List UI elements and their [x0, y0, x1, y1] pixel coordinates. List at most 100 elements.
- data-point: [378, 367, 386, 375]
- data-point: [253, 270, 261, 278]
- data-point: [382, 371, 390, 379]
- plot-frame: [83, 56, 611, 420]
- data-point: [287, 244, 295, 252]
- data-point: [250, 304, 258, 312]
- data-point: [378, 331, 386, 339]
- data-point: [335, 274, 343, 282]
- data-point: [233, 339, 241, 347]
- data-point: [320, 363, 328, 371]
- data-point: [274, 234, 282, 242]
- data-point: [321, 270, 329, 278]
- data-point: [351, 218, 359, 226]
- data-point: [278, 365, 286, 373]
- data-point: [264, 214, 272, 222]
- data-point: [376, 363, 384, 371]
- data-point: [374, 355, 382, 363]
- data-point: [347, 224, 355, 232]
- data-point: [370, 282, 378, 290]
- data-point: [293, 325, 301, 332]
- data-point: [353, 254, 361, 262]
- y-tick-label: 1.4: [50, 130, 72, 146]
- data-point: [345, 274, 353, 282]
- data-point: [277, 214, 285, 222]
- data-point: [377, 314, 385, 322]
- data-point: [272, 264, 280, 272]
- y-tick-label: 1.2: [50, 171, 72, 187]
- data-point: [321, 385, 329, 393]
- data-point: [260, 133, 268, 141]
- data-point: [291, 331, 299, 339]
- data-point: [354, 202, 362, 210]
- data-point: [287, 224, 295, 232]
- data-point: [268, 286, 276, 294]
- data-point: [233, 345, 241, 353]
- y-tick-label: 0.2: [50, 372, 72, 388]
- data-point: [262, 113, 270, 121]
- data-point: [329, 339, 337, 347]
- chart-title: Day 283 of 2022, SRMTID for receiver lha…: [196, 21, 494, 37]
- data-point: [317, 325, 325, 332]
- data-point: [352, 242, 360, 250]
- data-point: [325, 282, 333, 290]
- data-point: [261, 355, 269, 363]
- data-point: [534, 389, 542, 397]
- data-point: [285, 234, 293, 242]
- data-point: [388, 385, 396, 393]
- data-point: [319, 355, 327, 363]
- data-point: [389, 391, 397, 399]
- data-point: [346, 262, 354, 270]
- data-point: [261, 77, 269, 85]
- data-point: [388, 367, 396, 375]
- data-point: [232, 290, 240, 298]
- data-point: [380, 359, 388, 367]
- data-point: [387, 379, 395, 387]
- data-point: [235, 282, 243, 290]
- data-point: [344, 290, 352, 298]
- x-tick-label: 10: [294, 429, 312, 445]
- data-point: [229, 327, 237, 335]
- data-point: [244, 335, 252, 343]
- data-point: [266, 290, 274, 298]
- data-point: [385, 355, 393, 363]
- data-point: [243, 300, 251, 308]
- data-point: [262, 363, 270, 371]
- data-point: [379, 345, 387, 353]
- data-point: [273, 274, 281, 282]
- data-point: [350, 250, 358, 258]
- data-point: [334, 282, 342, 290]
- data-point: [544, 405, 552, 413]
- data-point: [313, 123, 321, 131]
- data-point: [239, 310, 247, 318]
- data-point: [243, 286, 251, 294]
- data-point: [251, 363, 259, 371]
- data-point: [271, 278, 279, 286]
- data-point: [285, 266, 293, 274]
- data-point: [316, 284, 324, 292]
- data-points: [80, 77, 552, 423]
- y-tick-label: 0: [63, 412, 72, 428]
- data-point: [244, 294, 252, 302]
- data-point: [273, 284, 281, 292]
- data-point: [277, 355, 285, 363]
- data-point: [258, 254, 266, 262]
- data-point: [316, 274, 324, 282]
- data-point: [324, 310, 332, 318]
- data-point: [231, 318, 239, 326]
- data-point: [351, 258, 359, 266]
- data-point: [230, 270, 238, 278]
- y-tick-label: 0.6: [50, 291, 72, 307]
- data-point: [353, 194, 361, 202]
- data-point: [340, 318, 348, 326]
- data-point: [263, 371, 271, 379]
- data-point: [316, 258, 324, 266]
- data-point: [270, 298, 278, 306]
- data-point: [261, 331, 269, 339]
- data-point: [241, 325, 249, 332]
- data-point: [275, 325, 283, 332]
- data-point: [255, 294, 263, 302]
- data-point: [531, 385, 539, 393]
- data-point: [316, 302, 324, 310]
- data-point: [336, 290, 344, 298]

————

* [과제]: 위 자료 전체를 다시 적되, "y-tick-label" 대신 "y-axis-label" 표현을 넣고 나머지는 그대로 두세요.

* [과제 답안]:
List UI elements and their [x0, y0, x1, y1] pixel coordinates. List at most 100 elements.
- data-point: [378, 367, 386, 375]
- data-point: [253, 270, 261, 278]
- data-point: [382, 371, 390, 379]
- plot-frame: [83, 56, 611, 420]
- data-point: [287, 244, 295, 252]
- data-point: [250, 304, 258, 312]
- data-point: [378, 331, 386, 339]
- data-point: [335, 274, 343, 282]
- data-point: [233, 339, 241, 347]
- data-point: [320, 363, 328, 371]
- data-point: [274, 234, 282, 242]
- data-point: [321, 270, 329, 278]
- data-point: [351, 218, 359, 226]
- data-point: [278, 365, 286, 373]
- data-point: [264, 214, 272, 222]
- data-point: [376, 363, 384, 371]
- data-point: [374, 355, 382, 363]
- data-point: [347, 224, 355, 232]
- data-point: [370, 282, 378, 290]
- data-point: [293, 325, 301, 332]
- data-point: [353, 254, 361, 262]
- y-axis-label: 1.4: [50, 130, 72, 146]
- data-point: [345, 274, 353, 282]
- data-point: [277, 214, 285, 222]
- data-point: [377, 314, 385, 322]
- data-point: [272, 264, 280, 272]
- y-axis-label: 1.2: [50, 171, 72, 187]
- data-point: [321, 385, 329, 393]
- data-point: [260, 133, 268, 141]
- data-point: [291, 331, 299, 339]
- data-point: [354, 202, 362, 210]
- data-point: [287, 224, 295, 232]
- data-point: [268, 286, 276, 294]
- data-point: [233, 345, 241, 353]
- y-axis-label: 0.2: [50, 372, 72, 388]
- data-point: [262, 113, 270, 121]
- data-point: [329, 339, 337, 347]
- chart-title: Day 283 of 2022, SRMTID for receiver lha…: [196, 21, 494, 37]
- data-point: [317, 325, 325, 332]
- data-point: [352, 242, 360, 250]
- data-point: [325, 282, 333, 290]
- data-point: [261, 355, 269, 363]
- data-point: [534, 389, 542, 397]
- data-point: [285, 234, 293, 242]
- data-point: [388, 385, 396, 393]
- data-point: [319, 355, 327, 363]
- data-point: [389, 391, 397, 399]
- data-point: [346, 262, 354, 270]
- data-point: [261, 77, 269, 85]
- data-point: [388, 367, 396, 375]
- data-point: [232, 290, 240, 298]
- data-point: [380, 359, 388, 367]
- data-point: [387, 379, 395, 387]
- data-point: [235, 282, 243, 290]
- data-point: [344, 290, 352, 298]
- x-tick-label: 10: [294, 429, 312, 445]
- data-point: [229, 327, 237, 335]
- data-point: [244, 335, 252, 343]
- data-point: [266, 290, 274, 298]
- data-point: [385, 355, 393, 363]
- data-point: [243, 300, 251, 308]
- data-point: [262, 363, 270, 371]
- data-point: [379, 345, 387, 353]
- data-point: [273, 274, 281, 282]
- data-point: [350, 250, 358, 258]
- data-point: [334, 282, 342, 290]
- data-point: [544, 405, 552, 413]
- data-point: [313, 123, 321, 131]
- data-point: [239, 310, 247, 318]
- data-point: [243, 286, 251, 294]
- data-point: [251, 363, 259, 371]
- data-point: [271, 278, 279, 286]
- data-point: [285, 266, 293, 274]
- data-point: [316, 284, 324, 292]
- data-points: [80, 77, 552, 423]
- y-axis-label: 0: [63, 412, 72, 428]
- data-point: [244, 294, 252, 302]
- data-point: [273, 284, 281, 292]
- data-point: [277, 355, 285, 363]
- data-point: [258, 254, 266, 262]
- data-point: [316, 274, 324, 282]
- data-point: [324, 310, 332, 318]
- data-point: [231, 318, 239, 326]
- data-point: [351, 258, 359, 266]
- data-point: [230, 270, 238, 278]
- y-axis-label: 0.6: [50, 291, 72, 307]
- data-point: [353, 194, 361, 202]
- data-point: [340, 318, 348, 326]
- data-point: [263, 371, 271, 379]
- data-point: [316, 258, 324, 266]
- data-point: [270, 298, 278, 306]
- data-point: [261, 331, 269, 339]
- data-point: [241, 325, 249, 332]
- data-point: [275, 325, 283, 332]
- data-point: [255, 294, 263, 302]
- data-point: [531, 385, 539, 393]
- data-point: [316, 302, 324, 310]
- data-point: [336, 290, 344, 298]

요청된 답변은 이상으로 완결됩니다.